Collected data entries:
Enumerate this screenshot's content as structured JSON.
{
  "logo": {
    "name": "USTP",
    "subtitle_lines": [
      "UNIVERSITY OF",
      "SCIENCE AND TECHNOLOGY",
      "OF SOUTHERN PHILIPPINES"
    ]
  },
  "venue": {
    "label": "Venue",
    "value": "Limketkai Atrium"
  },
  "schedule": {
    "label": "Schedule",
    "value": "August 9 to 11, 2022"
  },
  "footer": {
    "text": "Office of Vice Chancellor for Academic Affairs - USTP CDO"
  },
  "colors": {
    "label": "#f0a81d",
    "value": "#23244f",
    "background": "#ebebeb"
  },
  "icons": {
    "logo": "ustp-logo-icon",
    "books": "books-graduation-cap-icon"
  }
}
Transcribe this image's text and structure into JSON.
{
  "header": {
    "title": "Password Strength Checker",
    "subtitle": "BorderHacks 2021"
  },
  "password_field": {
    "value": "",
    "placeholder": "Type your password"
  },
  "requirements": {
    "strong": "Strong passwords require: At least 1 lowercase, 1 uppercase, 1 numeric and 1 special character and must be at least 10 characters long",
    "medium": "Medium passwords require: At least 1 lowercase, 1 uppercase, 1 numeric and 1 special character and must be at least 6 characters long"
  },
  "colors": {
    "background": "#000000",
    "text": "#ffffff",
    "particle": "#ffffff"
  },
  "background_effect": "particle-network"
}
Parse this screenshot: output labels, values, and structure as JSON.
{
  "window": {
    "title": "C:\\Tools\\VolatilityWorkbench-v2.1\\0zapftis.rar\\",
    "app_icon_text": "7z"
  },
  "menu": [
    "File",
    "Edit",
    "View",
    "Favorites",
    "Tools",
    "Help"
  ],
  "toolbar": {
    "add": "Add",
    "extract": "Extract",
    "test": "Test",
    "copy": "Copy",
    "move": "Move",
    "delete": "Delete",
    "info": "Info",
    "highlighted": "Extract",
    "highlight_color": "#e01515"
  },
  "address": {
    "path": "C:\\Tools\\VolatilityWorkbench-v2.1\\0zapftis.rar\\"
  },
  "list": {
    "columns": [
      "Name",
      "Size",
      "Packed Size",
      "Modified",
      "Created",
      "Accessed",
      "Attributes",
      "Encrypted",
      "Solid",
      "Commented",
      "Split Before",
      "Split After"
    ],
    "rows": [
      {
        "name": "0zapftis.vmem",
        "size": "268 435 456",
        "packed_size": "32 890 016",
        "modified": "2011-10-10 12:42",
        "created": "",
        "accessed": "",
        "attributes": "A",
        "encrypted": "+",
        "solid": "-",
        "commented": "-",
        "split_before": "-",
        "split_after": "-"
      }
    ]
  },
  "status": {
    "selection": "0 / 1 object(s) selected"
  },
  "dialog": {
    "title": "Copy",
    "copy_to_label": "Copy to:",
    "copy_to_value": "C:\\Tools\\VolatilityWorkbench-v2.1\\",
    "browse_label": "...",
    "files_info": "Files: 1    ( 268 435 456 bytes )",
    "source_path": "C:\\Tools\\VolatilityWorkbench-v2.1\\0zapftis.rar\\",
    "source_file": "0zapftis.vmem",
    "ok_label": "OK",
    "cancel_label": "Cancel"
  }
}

• **Exercise instructions**
Each entry above is to be quoted exactly.

• **Answer for this exercise**
Enumerate this screenshot's content as structured JSON.
{
  "logo": {
    "name": "USTP",
    "subtitle_lines": [
      "UNIVERSITY OF",
      "SCIENCE AND TECHNOLOGY",
      "OF SOUTHERN PHILIPPINES"
    ]
  },
  "venue": {
    "label": "Venue",
    "value": "Limketkai Atrium"
  },
  "schedule": {
    "label": "Schedule",
    "value": "August 9 to 11, 2022"
  },
  "footer": {
    "text": "Office of Vice Chancellor for Academic Affairs - USTP CDO"
  },
  "colors": {
    "label": "#f0a81d",
    "value": "#23244f",
    "background": "#ebebeb"
  },
  "icons": {
    "logo": "ustp-logo-icon",
    "books": "books-graduation-cap-icon"
  }
}
Transcribe this image's text and structure into JSON.
{
  "header": {
    "title": "Password Strength Checker",
    "subtitle": "BorderHacks 2021"
  },
  "password_field": {
    "value": "",
    "placeholder": "Type your password"
  },
  "requirements": {
    "strong": "Strong passwords require: At least 1 lowercase, 1 uppercase, 1 numeric and 1 special character and must be at least 10 characters long",
    "medium": "Medium passwords require: At least 1 lowercase, 1 uppercase, 1 numeric and 1 special character and must be at least 6 characters long"
  },
  "colors": {
    "background": "#000000",
    "text": "#ffffff",
    "particle": "#ffffff"
  },
  "background_effect": "particle-network"
}
Parse this screenshot: output labels, values, and structure as JSON.
{
  "window": {
    "title": "C:\\Tools\\VolatilityWorkbench-v2.1\\0zapftis.rar\\",
    "app_icon_text": "7z"
  },
  "menu": [
    "File",
    "Edit",
    "View",
    "Favorites",
    "Tools",
    "Help"
  ],
  "toolbar": {
    "add": "Add",
    "extract": "Extract",
    "test": "Test",
    "copy": "Copy",
    "move": "Move",
    "delete": "Delete",
    "info": "Info",
    "highlighted": "Extract",
    "highlight_color": "#e01515"
  },
  "address": {
    "path": "C:\\Tools\\VolatilityWorkbench-v2.1\\0zapftis.rar\\"
  },
  "list": {
    "columns": [
      "Name",
      "Size",
      "Packed Size",
      "Modified",
      "Created",
      "Accessed",
      "Attributes",
      "Encrypted",
      "Solid",
      "Commented",
      "Split Before",
      "Split After"
    ],
    "rows": [
      {
        "name": "0zapftis.vmem",
        "size": "268 435 456",
        "packed_size": "32 890 016",
        "modified": "2011-10-10 12:42",
        "created": "",
        "accessed": "",
        "attributes": "A",
        "encrypted": "+",
        "solid": "-",
        "commented": "-",
        "split_before": "-",
        "split_after": "-"
      }
    ]
  },
  "status": {
    "selection": "0 / 1 object(s) selected"
  },
  "dialog": {
    "title": "Copy",
    "copy_to_label": "Copy to:",
    "copy_to_value": "C:\\Tools\\VolatilityWorkbench-v2.1\\",
    "browse_label": "...",
    "files_info": "Files: 1    ( 268 435 456 bytes )",
    "source_path": "C:\\Tools\\VolatilityWorkbench-v2.1\\0zapftis.rar\\",
    "source_file": "0zapftis.vmem",
    "ok_label": "OK",
    "cancel_label": "Cancel"
  }
}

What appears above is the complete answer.